» Stated task
Reproduce every entry in the listing without alteration.

---------- Listing ----------

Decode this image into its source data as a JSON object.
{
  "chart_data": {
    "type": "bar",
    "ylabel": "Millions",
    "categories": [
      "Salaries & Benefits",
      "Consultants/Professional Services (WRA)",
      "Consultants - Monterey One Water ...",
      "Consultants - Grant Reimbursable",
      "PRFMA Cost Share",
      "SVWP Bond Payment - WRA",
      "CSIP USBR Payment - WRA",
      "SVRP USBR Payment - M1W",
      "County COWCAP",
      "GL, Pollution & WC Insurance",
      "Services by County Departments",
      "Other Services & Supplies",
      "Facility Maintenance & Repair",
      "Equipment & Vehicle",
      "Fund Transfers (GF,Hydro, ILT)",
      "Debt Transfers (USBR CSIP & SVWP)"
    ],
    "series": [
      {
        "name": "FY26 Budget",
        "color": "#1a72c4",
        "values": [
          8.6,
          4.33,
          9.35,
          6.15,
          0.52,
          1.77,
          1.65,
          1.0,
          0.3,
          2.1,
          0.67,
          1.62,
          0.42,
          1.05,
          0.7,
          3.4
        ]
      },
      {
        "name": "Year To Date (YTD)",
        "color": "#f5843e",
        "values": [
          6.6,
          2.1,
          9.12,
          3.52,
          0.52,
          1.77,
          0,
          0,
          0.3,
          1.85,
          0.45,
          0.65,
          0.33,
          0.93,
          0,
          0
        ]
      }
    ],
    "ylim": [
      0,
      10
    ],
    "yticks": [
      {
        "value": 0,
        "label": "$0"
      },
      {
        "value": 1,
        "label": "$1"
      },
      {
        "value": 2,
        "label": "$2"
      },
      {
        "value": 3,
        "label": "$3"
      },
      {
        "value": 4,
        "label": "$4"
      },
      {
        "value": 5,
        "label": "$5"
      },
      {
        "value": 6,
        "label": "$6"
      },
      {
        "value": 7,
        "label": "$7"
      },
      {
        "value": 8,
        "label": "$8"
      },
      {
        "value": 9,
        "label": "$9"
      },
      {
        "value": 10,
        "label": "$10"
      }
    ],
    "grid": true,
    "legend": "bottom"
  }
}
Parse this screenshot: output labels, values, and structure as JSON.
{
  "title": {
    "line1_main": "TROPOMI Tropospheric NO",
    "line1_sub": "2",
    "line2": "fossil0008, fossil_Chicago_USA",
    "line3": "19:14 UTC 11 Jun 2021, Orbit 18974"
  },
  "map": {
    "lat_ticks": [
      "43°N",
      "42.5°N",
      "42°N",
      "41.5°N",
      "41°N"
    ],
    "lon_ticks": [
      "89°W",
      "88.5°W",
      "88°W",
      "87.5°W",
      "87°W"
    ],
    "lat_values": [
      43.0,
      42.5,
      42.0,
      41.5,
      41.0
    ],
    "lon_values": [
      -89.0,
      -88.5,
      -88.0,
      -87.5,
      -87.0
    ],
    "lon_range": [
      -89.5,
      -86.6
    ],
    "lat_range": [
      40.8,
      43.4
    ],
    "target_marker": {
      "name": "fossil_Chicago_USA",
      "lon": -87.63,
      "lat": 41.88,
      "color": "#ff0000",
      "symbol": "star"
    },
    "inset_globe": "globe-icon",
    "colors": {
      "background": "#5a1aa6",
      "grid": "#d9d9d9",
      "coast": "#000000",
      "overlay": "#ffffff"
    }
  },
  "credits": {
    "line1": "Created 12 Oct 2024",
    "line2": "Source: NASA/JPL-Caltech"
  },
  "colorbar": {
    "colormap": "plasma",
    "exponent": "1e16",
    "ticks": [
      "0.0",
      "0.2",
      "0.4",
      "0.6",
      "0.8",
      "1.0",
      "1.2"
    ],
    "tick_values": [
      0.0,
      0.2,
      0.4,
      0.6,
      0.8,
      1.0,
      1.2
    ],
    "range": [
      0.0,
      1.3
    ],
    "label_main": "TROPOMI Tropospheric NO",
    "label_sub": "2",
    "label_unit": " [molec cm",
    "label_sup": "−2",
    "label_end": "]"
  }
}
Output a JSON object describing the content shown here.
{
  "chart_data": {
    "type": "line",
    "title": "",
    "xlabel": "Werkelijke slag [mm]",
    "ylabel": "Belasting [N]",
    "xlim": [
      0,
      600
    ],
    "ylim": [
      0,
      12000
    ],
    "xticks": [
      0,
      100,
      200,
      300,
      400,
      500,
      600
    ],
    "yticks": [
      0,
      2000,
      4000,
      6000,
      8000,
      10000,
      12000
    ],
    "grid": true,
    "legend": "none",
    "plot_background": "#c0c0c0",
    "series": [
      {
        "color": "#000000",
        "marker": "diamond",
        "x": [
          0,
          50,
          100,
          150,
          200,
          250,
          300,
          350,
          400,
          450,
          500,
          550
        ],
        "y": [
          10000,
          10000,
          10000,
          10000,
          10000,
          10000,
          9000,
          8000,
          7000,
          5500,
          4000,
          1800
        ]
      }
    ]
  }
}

----------

» Response to the task
Decode this image into its source data as a JSON object.
{
  "chart_data": {
    "type": "bar",
    "ylabel": "Millions",
    "categories": [
      "Salaries & Benefits",
      "Consultants/Professional Services (WRA)",
      "Consultants - Monterey One Water ...",
      "Consultants - Grant Reimbursable",
      "PRFMA Cost Share",
      "SVWP Bond Payment - WRA",
      "CSIP USBR Payment - WRA",
      "SVRP USBR Payment - M1W",
      "County COWCAP",
      "GL, Pollution & WC Insurance",
      "Services by County Departments",
      "Other Services & Supplies",
      "Facility Maintenance & Repair",
      "Equipment & Vehicle",
      "Fund Transfers (GF,Hydro, ILT)",
      "Debt Transfers (USBR CSIP & SVWP)"
    ],
    "series": [
      {
        "name": "FY26 Budget",
        "color": "#1a72c4",
        "values": [
          8.6,
          4.33,
          9.35,
          6.15,
          0.52,
          1.77,
          1.65,
          1.0,
          0.3,
          2.1,
          0.67,
          1.62,
          0.42,
          1.05,
          0.7,
          3.4
        ]
      },
      {
        "name": "Year To Date (YTD)",
        "color": "#f5843e",
        "values": [
          6.6,
          2.1,
          9.12,
          3.52,
          0.52,
          1.77,
          0,
          0,
          0.3,
          1.85,
          0.45,
          0.65,
          0.33,
          0.93,
          0,
          0
        ]
      }
    ],
    "ylim": [
      0,
      10
    ],
    "yticks": [
      {
        "value": 0,
        "label": "$0"
      },
      {
        "value": 1,
        "label": "$1"
      },
      {
        "value": 2,
        "label": "$2"
      },
      {
        "value": 3,
        "label": "$3"
      },
      {
        "value": 4,
        "label": "$4"
      },
      {
        "value": 5,
        "label": "$5"
      },
      {
        "value": 6,
        "label": "$6"
      },
      {
        "value": 7,
        "label": "$7"
      },
      {
        "value": 8,
        "label": "$8"
      },
      {
        "value": 9,
        "label": "$9"
      },
      {
        "value": 10,
        "label": "$10"
      }
    ],
    "grid": true,
    "legend": "bottom"
  }
}
Parse this screenshot: output labels, values, and structure as JSON.
{
  "title": {
    "line1_main": "TROPOMI Tropospheric NO",
    "line1_sub": "2",
    "line2": "fossil0008, fossil_Chicago_USA",
    "line3": "19:14 UTC 11 Jun 2021, Orbit 18974"
  },
  "map": {
    "lat_ticks": [
      "43°N",
      "42.5°N",
      "42°N",
      "41.5°N",
      "41°N"
    ],
    "lon_ticks": [
      "89°W",
      "88.5°W",
      "88°W",
      "87.5°W",
      "87°W"
    ],
    "lat_values": [
      43.0,
      42.5,
      42.0,
      41.5,
      41.0
    ],
    "lon_values": [
      -89.0,
      -88.5,
      -88.0,
      -87.5,
      -87.0
    ],
    "lon_range": [
      -89.5,
      -86.6
    ],
    "lat_range": [
      40.8,
      43.4
    ],
    "target_marker": {
      "name": "fossil_Chicago_USA",
      "lon": -87.63,
      "lat": 41.88,
      "color": "#ff0000",
      "symbol": "star"
    },
    "inset_globe": "globe-icon",
    "colors": {
      "background": "#5a1aa6",
      "grid": "#d9d9d9",
      "coast": "#000000",
      "overlay": "#ffffff"
    }
  },
  "credits": {
    "line1": "Created 12 Oct 2024",
    "line2": "Source: NASA/JPL-Caltech"
  },
  "colorbar": {
    "colormap": "plasma",
    "exponent": "1e16",
    "ticks": [
      "0.0",
      "0.2",
      "0.4",
      "0.6",
      "0.8",
      "1.0",
      "1.2"
    ],
    "tick_values": [
      0.0,
      0.2,
      0.4,
      0.6,
      0.8,
      1.0,
      1.2
    ],
    "range": [
      0.0,
      1.3
    ],
    "label_main": "TROPOMI Tropospheric NO",
    "label_sub": "2",
    "label_unit": " [molec cm",
    "label_sup": "−2",
    "label_end": "]"
  }
}
Output a JSON object describing the content shown here.
{
  "chart_data": {
    "type": "line",
    "title": "",
    "xlabel": "Werkelijke slag [mm]",
    "ylabel": "Belasting [N]",
    "xlim": [
      0,
      600
    ],
    "ylim": [
      0,
      12000
    ],
    "xticks": [
      0,
      100,
      200,
      300,
      400,
      500,
      600
    ],
    "yticks": [
      0,
      2000,
      4000,
      6000,
      8000,
      10000,
      12000
    ],
    "grid": true,
    "legend": "none",
    "plot_background": "#c0c0c0",
    "series": [
      {
        "color": "#000000",
        "marker": "diamond",
        "x": [
          0,
          50,
          100,
          150,
          200,
          250,
          300,
          350,
          400,
          450,
          500,
          550
        ],
        "y": [
          10000,
          10000,
          10000,
          10000,
          10000,
          10000,
          9000,
          8000,
          7000,
          5500,
          4000,
          1800
        ]
      }
    ]
  }
}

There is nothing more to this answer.